■ YOUR TASK ■
Reply only with how many lines contain the word "اسطوره".
---- SUPPLIED MATERIAL
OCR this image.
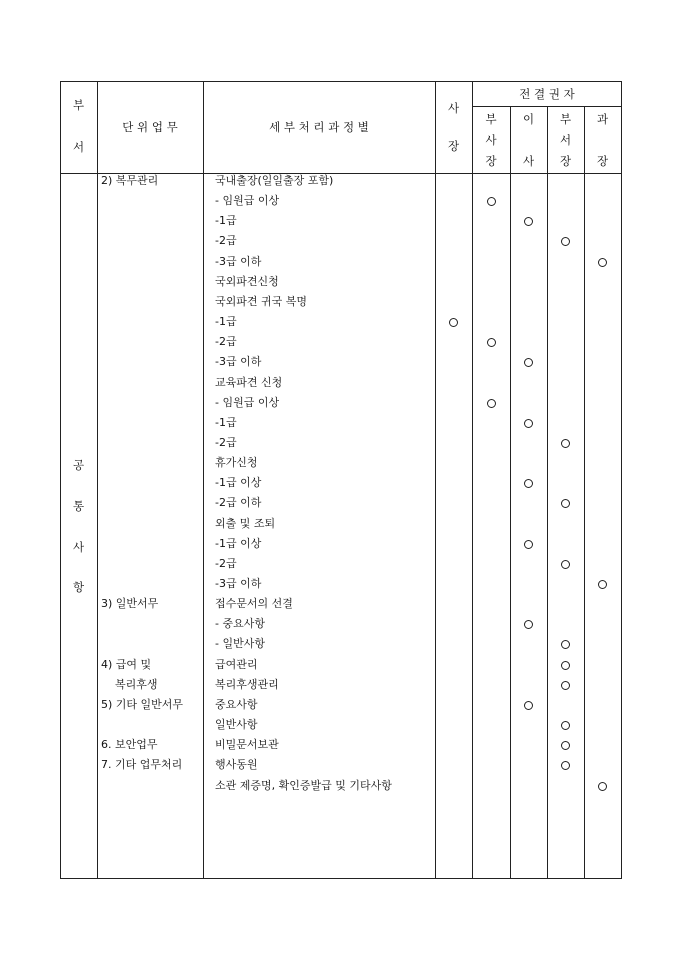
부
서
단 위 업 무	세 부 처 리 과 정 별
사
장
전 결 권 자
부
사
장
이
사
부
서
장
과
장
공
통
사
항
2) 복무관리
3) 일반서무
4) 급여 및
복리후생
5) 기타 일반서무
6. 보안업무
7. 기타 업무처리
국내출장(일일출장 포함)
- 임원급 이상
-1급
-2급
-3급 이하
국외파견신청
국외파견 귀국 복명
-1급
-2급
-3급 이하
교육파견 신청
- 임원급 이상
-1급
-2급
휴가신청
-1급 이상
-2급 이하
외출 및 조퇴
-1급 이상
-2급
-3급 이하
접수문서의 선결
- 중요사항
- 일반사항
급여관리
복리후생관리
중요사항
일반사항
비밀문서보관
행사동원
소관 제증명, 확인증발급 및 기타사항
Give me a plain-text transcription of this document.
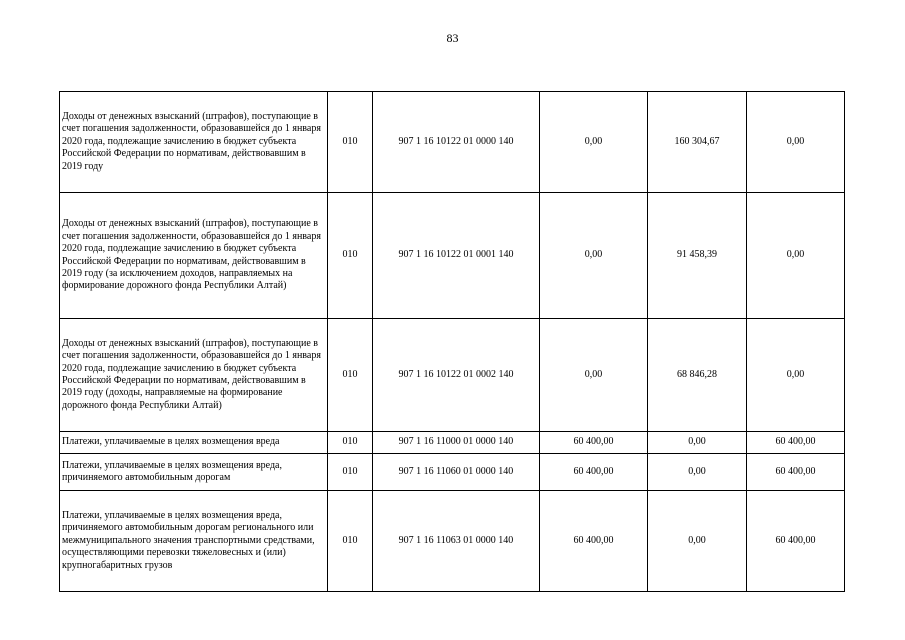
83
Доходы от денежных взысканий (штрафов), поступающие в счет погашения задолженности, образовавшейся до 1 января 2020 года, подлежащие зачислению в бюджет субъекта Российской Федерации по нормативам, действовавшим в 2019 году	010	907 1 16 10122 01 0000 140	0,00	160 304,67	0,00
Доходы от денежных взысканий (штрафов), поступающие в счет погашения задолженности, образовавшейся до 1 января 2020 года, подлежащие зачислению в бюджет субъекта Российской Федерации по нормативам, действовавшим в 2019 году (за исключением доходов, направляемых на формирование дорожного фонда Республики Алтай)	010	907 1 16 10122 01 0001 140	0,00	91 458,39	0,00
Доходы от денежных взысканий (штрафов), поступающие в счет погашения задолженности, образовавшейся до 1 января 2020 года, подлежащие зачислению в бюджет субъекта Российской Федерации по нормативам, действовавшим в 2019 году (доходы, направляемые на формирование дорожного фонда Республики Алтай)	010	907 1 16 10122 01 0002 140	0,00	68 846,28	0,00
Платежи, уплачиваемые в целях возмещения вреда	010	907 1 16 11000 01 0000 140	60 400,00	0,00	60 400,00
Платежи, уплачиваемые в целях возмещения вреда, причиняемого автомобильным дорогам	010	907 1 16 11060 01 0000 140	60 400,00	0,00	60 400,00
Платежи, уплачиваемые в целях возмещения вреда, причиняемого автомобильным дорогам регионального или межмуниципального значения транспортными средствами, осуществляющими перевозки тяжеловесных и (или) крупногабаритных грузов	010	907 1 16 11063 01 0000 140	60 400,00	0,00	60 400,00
--------
---- SUPPLIED MATERIAL
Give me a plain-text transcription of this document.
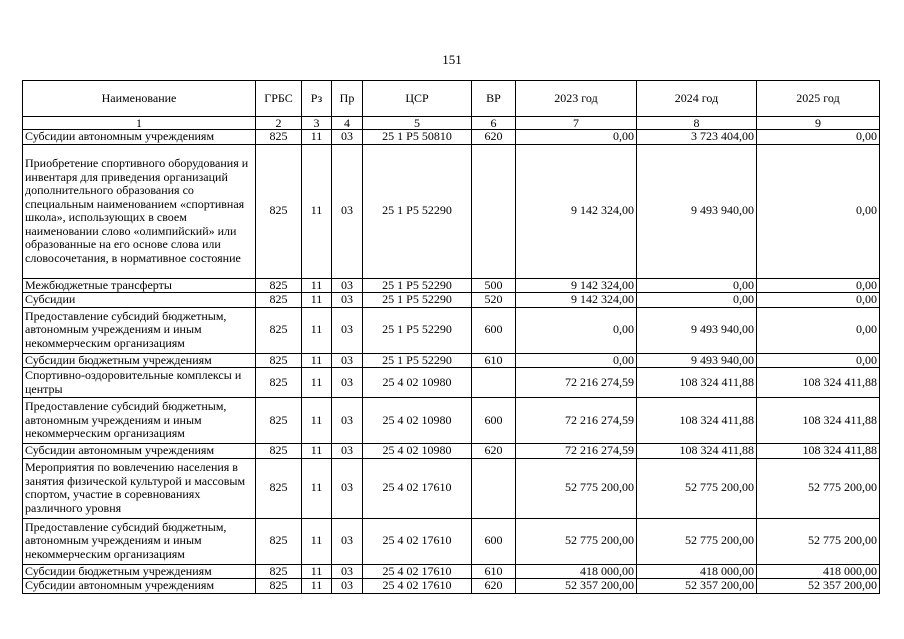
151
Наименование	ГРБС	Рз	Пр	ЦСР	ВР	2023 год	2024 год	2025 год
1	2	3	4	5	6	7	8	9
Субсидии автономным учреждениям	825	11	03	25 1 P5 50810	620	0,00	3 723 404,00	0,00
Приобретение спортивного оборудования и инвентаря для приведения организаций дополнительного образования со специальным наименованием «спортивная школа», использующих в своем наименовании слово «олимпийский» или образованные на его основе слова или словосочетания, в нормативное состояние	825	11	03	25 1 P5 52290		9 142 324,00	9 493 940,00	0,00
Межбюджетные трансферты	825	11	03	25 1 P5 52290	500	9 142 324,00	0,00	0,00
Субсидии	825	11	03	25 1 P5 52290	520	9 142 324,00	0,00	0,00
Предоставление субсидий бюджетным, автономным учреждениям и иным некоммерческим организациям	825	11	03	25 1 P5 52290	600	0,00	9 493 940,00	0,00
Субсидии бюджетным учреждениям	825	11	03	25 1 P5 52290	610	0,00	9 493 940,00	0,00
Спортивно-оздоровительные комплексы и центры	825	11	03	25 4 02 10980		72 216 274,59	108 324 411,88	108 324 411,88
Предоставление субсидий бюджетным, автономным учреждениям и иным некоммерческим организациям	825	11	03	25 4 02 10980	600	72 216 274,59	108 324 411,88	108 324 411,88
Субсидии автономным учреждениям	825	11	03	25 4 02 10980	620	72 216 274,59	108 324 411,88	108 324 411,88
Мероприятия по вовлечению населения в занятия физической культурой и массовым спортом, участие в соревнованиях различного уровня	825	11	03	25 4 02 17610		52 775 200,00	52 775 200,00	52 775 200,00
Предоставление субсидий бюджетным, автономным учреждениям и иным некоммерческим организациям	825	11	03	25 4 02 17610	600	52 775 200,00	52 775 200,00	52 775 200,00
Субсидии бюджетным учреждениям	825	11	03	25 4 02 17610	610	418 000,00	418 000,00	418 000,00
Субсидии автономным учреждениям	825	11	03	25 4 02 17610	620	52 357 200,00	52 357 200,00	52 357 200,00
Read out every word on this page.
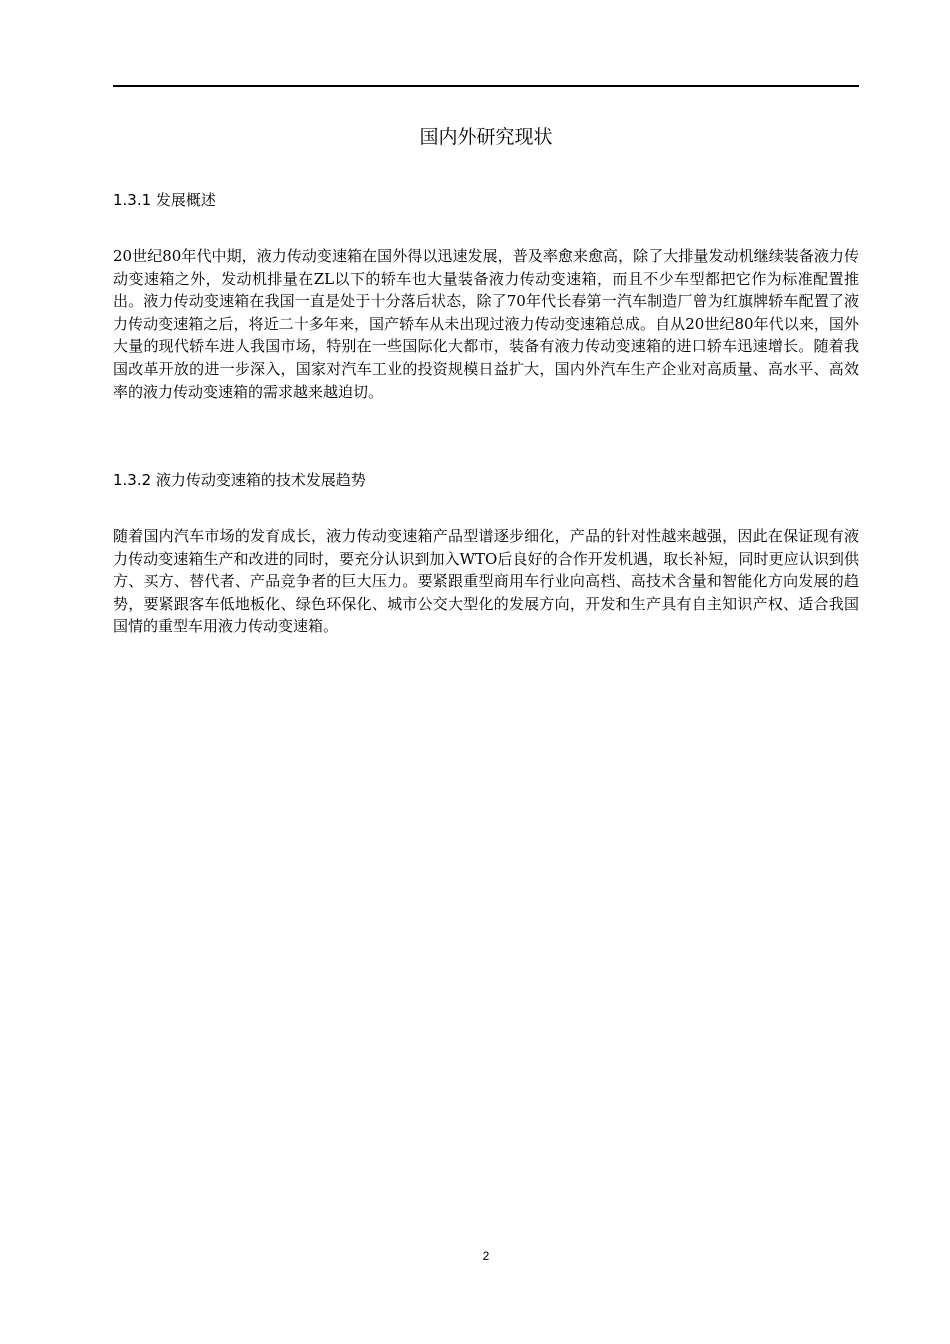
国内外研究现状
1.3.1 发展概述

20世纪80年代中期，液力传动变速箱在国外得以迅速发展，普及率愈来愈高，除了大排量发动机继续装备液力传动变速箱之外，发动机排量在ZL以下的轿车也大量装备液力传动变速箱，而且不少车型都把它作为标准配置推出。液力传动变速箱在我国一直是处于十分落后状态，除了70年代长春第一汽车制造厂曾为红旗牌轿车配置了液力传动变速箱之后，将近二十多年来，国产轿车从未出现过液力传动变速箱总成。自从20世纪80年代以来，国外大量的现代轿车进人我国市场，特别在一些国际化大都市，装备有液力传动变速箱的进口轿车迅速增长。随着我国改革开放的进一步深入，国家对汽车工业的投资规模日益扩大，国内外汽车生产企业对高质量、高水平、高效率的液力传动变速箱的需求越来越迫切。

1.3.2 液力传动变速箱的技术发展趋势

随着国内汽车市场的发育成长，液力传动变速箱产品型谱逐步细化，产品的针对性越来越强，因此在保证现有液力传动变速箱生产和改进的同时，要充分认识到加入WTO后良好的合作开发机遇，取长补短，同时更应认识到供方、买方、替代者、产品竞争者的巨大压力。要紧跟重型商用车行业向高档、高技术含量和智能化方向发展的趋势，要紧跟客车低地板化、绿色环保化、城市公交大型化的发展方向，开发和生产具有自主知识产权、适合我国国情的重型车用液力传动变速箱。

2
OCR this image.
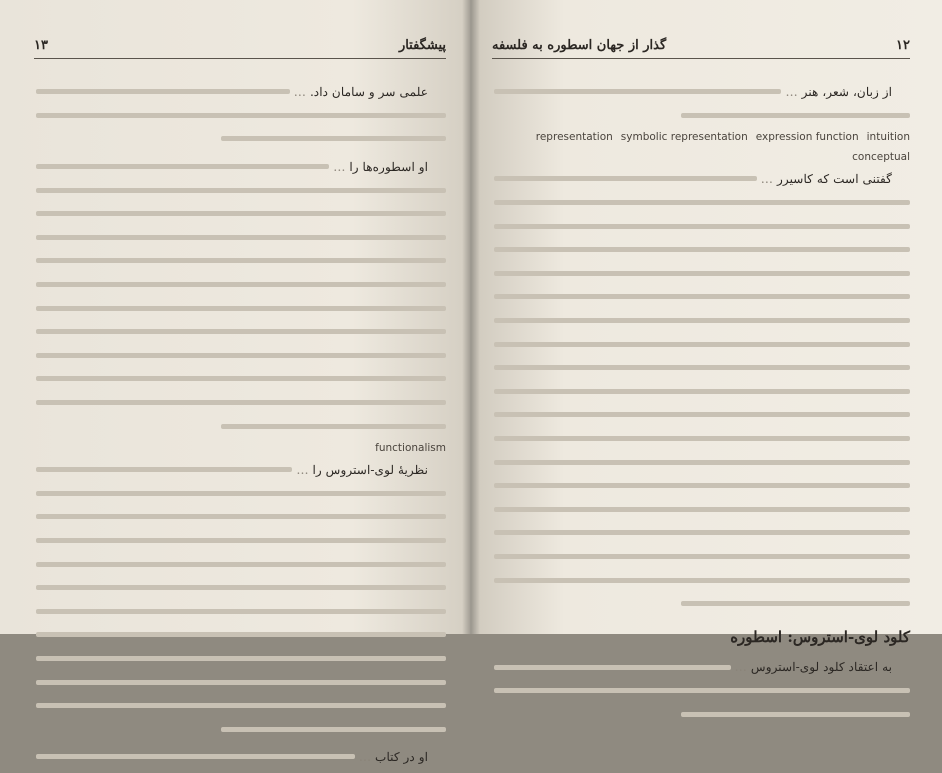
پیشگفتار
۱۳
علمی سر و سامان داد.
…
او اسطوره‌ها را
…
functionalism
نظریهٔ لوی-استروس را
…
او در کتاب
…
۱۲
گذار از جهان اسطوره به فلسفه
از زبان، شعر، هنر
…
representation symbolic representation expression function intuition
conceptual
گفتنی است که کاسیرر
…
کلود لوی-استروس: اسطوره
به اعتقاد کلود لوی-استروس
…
--------
■ RESULT OF THE TASK ■
3